--- Entries shown ---
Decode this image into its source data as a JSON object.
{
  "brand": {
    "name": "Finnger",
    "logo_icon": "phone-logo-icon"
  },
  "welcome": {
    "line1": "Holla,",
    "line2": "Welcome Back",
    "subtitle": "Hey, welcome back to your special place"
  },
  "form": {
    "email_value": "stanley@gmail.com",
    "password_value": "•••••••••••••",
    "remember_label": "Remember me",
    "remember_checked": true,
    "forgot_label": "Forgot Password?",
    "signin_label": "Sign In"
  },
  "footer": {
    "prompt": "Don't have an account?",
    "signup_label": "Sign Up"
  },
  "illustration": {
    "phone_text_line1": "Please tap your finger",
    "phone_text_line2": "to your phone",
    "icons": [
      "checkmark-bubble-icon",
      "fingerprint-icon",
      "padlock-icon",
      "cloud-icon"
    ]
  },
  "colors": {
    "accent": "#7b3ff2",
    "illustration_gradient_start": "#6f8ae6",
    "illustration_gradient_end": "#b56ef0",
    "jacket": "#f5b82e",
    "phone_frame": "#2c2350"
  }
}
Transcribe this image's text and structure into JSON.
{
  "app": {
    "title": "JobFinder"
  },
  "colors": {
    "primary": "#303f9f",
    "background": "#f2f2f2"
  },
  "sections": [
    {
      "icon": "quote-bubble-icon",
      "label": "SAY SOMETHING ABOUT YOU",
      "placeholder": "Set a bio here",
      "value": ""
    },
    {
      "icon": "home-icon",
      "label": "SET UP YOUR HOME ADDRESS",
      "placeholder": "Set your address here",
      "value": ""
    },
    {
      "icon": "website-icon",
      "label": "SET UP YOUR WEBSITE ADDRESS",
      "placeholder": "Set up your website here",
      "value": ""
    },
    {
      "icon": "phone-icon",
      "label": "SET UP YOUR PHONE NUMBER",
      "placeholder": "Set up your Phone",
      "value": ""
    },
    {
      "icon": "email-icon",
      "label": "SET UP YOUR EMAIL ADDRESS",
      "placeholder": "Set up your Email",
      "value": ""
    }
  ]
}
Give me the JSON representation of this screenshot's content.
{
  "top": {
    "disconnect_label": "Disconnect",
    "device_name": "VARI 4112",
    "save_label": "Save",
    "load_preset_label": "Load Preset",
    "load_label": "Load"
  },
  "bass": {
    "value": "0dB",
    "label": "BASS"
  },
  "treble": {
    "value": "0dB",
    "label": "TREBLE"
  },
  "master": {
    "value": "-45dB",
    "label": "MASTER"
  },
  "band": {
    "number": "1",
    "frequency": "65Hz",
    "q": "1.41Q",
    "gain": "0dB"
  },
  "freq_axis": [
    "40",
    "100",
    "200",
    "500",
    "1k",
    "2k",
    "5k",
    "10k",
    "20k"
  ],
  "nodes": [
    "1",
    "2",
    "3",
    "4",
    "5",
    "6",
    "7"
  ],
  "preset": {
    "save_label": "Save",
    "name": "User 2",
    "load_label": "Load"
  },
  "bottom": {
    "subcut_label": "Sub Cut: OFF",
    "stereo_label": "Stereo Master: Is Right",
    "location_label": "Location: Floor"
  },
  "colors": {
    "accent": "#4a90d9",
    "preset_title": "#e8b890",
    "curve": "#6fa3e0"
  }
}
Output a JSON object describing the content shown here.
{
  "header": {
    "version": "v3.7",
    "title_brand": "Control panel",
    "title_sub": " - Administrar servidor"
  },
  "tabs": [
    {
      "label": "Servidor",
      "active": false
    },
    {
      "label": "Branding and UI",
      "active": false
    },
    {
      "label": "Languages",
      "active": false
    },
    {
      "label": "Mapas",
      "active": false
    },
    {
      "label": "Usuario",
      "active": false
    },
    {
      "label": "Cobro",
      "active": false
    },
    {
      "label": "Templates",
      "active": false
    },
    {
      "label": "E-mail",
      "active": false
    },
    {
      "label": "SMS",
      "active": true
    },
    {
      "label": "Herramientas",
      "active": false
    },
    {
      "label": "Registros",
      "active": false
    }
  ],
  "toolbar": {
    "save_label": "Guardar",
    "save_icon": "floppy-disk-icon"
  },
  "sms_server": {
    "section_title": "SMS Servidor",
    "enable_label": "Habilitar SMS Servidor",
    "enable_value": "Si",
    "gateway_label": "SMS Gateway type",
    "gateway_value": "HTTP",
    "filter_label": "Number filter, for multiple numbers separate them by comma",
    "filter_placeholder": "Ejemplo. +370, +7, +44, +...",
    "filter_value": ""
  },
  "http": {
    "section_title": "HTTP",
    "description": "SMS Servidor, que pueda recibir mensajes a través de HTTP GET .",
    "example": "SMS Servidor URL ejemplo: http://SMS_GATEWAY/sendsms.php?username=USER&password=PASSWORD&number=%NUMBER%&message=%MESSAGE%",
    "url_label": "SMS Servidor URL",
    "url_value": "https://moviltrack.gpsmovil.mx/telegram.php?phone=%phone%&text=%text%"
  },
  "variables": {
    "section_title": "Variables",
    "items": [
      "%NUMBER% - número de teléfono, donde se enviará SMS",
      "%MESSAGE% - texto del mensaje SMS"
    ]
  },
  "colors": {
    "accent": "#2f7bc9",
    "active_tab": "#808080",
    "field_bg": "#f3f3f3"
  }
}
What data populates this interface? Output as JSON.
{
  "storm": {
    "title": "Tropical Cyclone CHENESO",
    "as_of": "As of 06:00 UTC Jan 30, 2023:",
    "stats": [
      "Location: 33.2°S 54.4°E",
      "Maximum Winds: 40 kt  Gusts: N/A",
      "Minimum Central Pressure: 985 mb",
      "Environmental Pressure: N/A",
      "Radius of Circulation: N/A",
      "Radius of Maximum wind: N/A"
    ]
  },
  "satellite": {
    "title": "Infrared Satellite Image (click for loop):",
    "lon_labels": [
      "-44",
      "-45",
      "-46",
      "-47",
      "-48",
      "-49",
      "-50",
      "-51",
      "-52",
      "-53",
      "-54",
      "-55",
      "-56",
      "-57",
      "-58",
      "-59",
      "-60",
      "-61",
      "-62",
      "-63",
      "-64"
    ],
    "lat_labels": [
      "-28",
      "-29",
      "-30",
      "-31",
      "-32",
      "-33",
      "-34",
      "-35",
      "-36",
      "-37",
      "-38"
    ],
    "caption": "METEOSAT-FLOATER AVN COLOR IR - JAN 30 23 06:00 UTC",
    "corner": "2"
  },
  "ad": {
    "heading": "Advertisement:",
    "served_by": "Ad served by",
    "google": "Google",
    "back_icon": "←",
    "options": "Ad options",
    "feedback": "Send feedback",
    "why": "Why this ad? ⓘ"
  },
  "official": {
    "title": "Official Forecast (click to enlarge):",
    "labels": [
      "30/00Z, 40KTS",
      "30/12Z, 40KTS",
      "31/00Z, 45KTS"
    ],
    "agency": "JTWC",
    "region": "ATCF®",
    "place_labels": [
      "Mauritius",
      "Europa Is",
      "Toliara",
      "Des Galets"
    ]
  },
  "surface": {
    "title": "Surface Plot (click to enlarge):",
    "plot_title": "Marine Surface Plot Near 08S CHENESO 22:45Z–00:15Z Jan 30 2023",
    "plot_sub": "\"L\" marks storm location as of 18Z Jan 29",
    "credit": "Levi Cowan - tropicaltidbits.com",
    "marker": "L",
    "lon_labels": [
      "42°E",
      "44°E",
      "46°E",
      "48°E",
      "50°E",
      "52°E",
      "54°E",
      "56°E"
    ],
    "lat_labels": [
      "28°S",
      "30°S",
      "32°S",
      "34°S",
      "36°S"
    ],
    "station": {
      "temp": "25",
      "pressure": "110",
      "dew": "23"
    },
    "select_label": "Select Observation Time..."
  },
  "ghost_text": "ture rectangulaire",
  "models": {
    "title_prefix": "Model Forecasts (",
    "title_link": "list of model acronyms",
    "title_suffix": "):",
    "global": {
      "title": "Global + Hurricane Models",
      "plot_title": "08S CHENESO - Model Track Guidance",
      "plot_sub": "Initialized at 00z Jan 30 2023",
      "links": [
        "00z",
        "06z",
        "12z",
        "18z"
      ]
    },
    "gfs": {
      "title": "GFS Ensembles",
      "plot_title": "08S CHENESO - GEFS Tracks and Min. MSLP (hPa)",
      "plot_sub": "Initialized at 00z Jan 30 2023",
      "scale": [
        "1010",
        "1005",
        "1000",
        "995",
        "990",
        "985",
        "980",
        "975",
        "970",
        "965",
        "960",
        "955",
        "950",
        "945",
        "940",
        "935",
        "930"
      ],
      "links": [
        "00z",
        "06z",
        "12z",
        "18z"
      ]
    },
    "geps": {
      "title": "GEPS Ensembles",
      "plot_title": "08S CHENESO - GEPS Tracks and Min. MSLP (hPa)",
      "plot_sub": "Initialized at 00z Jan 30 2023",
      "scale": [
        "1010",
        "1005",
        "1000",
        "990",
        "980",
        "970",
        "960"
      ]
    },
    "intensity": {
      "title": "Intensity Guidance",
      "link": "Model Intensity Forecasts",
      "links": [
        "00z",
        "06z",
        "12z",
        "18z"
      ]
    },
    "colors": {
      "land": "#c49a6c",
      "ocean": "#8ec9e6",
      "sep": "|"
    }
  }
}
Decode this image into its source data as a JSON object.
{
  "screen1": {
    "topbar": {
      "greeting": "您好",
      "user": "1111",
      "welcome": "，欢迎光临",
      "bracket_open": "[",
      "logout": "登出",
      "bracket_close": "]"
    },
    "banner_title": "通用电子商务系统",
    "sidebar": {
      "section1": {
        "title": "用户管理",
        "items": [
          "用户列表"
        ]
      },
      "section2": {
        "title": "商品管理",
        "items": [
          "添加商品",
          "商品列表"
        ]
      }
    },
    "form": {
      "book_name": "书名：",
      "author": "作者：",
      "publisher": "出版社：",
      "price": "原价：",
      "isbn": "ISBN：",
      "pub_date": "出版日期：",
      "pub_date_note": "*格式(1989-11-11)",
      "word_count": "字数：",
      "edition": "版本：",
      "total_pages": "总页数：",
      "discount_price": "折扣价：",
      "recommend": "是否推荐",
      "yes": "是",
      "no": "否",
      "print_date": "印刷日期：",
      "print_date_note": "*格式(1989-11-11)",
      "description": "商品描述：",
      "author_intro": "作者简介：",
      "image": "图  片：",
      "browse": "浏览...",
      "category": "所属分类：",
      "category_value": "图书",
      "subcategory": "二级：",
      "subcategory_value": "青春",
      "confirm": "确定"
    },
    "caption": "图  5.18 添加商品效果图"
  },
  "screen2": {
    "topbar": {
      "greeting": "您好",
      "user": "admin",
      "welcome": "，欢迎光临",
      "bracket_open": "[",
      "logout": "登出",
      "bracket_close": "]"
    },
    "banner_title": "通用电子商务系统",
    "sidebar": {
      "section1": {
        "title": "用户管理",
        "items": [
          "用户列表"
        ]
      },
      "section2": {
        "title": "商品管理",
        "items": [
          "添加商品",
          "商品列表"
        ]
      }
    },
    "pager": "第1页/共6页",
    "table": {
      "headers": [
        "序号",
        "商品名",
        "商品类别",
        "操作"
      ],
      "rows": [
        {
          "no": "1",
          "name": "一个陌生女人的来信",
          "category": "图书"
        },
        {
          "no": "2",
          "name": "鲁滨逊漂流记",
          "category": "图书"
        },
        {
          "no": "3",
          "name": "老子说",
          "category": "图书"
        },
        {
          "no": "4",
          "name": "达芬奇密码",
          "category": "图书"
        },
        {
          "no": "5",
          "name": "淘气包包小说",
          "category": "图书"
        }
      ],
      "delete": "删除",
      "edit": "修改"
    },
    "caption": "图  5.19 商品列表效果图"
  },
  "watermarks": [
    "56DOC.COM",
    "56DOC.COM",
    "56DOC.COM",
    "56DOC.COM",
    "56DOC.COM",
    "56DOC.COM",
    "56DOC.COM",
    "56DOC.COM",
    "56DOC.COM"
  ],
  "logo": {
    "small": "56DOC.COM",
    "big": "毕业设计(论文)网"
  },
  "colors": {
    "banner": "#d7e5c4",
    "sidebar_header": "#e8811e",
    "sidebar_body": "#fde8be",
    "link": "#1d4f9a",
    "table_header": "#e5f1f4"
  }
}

--- Exercise ---
In the entries above, find each line with the word "Ensembles" and show it.

--- Result of the task ---
      "title": "GFS Ensembles",
      "title": "GEPS Ensembles",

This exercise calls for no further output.